SUPPLIED ENTRIES:
--- Begin ---
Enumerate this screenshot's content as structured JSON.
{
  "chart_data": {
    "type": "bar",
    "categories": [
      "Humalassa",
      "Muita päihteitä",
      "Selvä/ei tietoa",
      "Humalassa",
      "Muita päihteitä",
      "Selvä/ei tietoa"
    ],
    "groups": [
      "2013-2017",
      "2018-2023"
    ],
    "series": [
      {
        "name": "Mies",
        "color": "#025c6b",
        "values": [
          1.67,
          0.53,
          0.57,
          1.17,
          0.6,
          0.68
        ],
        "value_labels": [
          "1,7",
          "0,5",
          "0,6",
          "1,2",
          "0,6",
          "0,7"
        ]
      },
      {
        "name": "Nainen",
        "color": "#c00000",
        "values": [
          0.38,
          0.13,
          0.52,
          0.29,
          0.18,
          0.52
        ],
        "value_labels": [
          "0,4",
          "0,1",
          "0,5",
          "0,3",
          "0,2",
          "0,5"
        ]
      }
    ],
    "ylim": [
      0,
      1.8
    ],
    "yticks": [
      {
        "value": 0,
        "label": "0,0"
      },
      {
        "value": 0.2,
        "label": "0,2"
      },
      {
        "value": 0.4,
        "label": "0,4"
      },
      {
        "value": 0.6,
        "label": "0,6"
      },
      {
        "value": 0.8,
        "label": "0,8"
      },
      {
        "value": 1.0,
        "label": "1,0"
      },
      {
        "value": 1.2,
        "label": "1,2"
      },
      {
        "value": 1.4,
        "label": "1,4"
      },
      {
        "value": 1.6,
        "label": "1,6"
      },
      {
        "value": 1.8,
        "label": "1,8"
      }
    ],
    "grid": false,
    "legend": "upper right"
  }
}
--- End ---
STATED EXERCISE: Go back to the listing above and please repeat it exactly.

COMPLETED TASK:
Enumerate this screenshot's content as structured JSON.
{
  "chart_data": {
    "type": "bar",
    "categories": [
      "Humalassa",
      "Muita päihteitä",
      "Selvä/ei tietoa",
      "Humalassa",
      "Muita päihteitä",
      "Selvä/ei tietoa"
    ],
    "groups": [
      "2013-2017",
      "2018-2023"
    ],
    "series": [
      {
        "name": "Mies",
        "color": "#025c6b",
        "values": [
          1.67,
          0.53,
          0.57,
          1.17,
          0.6,
          0.68
        ],
        "value_labels": [
          "1,7",
          "0,5",
          "0,6",
          "1,2",
          "0,6",
          "0,7"
        ]
      },
      {
        "name": "Nainen",
        "color": "#c00000",
        "values": [
          0.38,
          0.13,
          0.52,
          0.29,
          0.18,
          0.52
        ],
        "value_labels": [
          "0,4",
          "0,1",
          "0,5",
          "0,3",
          "0,2",
          "0,5"
        ]
      }
    ],
    "ylim": [
      0,
      1.8
    ],
    "yticks": [
      {
        "value": 0,
        "label": "0,0"
      },
      {
        "value": 0.2,
        "label": "0,2"
      },
      {
        "value": 0.4,
        "label": "0,4"
      },
      {
        "value": 0.6,
        "label": "0,6"
      },
      {
        "value": 0.8,
        "label": "0,8"
      },
      {
        "value": 1.0,
        "label": "1,0"
      },
      {
        "value": 1.2,
        "label": "1,2"
      },
      {
        "value": 1.4,
        "label": "1,4"
      },
      {
        "value": 1.6,
        "label": "1,6"
      },
      {
        "value": 1.8,
        "label": "1,8"
      }
    ],
    "grid": false,
    "legend": "upper right"
  }
}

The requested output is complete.